Saved entries:
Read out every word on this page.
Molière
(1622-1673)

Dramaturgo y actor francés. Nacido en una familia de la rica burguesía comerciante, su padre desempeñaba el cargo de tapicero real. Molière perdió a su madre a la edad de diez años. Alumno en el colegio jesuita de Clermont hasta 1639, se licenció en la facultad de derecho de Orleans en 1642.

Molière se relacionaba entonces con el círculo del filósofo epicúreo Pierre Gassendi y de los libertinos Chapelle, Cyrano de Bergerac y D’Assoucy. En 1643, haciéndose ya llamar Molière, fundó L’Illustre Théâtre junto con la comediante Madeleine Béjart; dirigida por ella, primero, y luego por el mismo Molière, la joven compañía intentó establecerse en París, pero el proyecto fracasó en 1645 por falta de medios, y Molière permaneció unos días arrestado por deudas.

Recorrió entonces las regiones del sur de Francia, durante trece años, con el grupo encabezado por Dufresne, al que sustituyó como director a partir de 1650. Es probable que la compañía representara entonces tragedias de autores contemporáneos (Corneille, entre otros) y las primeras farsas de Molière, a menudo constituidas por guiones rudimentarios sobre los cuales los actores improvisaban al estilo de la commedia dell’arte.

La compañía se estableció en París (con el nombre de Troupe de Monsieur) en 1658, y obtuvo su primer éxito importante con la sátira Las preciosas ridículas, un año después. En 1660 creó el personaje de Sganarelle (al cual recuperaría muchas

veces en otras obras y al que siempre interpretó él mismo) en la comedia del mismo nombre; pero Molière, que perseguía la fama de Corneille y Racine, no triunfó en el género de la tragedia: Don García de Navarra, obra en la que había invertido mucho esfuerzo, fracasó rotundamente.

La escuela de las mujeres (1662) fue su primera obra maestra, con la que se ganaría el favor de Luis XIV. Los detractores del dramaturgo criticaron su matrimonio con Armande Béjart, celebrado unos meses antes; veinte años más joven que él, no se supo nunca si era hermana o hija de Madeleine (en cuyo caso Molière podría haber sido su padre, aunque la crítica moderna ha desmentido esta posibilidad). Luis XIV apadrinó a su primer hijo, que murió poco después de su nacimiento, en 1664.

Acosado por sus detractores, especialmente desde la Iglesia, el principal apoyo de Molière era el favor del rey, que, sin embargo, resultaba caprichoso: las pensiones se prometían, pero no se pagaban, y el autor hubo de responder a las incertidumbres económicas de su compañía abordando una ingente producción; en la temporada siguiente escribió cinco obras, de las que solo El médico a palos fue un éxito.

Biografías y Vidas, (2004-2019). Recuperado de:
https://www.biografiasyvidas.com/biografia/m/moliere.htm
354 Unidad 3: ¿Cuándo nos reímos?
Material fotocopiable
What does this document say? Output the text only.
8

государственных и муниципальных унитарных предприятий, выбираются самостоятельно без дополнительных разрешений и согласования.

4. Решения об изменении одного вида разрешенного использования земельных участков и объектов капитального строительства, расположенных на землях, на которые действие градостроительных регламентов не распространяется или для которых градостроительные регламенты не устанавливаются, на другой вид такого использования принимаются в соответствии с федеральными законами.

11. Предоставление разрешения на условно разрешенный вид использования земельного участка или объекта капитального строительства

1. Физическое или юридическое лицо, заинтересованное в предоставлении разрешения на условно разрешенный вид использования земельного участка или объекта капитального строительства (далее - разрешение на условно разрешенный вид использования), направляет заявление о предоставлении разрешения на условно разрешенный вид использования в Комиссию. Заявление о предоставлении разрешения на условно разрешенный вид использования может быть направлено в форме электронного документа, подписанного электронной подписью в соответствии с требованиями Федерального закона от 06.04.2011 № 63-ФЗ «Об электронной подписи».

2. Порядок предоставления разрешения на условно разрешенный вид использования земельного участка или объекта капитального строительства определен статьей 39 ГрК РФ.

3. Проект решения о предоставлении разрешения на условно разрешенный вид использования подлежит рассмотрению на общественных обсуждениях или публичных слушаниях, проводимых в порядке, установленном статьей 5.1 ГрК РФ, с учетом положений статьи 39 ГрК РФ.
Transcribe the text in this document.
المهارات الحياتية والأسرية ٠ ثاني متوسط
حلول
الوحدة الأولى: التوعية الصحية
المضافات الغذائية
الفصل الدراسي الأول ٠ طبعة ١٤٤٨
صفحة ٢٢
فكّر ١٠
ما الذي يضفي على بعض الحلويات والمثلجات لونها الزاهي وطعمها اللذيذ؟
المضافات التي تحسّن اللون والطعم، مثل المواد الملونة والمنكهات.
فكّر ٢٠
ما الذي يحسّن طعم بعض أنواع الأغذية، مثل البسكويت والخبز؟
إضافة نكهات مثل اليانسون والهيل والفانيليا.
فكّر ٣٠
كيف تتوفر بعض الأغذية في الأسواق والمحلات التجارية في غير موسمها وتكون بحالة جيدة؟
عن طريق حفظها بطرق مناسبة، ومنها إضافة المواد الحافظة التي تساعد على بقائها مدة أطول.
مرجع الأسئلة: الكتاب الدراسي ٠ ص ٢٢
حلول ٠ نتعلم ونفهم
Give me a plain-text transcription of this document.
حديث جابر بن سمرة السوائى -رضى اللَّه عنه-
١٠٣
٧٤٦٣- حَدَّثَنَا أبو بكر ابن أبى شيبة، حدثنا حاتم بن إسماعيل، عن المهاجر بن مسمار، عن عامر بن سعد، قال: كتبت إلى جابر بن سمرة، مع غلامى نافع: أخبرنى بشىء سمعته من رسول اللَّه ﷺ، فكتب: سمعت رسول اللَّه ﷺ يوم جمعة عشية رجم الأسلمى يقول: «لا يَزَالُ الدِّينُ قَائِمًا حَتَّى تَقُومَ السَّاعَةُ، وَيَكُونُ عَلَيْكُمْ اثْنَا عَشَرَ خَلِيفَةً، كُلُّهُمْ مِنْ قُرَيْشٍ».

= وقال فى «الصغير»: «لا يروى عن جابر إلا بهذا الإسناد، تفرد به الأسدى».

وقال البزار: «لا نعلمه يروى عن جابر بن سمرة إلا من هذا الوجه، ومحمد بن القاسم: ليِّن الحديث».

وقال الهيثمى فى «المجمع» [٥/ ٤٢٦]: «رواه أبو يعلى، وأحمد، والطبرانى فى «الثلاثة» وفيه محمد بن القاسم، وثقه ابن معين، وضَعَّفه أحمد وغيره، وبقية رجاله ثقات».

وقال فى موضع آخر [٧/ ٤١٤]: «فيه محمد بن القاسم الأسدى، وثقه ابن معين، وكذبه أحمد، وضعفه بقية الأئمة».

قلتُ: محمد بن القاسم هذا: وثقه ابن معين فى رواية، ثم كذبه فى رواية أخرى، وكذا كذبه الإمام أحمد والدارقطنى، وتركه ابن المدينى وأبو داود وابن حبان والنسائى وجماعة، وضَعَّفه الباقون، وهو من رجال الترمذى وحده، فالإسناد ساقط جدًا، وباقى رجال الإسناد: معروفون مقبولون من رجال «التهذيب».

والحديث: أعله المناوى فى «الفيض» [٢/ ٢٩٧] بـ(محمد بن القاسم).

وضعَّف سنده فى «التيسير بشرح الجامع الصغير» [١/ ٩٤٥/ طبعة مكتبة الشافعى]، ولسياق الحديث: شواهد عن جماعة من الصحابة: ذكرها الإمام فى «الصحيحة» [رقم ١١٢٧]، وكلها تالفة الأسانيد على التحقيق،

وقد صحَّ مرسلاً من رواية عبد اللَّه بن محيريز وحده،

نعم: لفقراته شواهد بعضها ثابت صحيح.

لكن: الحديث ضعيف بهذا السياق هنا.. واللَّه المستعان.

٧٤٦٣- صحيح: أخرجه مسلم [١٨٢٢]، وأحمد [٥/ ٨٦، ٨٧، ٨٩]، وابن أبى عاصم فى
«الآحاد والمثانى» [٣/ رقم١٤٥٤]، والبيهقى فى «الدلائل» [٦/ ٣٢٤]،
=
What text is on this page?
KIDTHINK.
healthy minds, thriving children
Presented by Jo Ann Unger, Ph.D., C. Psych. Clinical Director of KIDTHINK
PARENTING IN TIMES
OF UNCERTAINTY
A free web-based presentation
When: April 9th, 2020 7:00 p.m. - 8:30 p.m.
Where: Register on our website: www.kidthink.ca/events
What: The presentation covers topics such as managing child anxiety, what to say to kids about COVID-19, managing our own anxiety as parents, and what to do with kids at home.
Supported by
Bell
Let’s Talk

◆ Task instructions ◆
All lines in the data that contain the word "What" should be copied.

◆ Task result ◆
What does this document say? Output the text only.
What text is on this page?
What: The presentation covers topics such as managing child anxiety, what to say to kids about COVID-19, managing our own anxiety as parents, and what to do with kids at home.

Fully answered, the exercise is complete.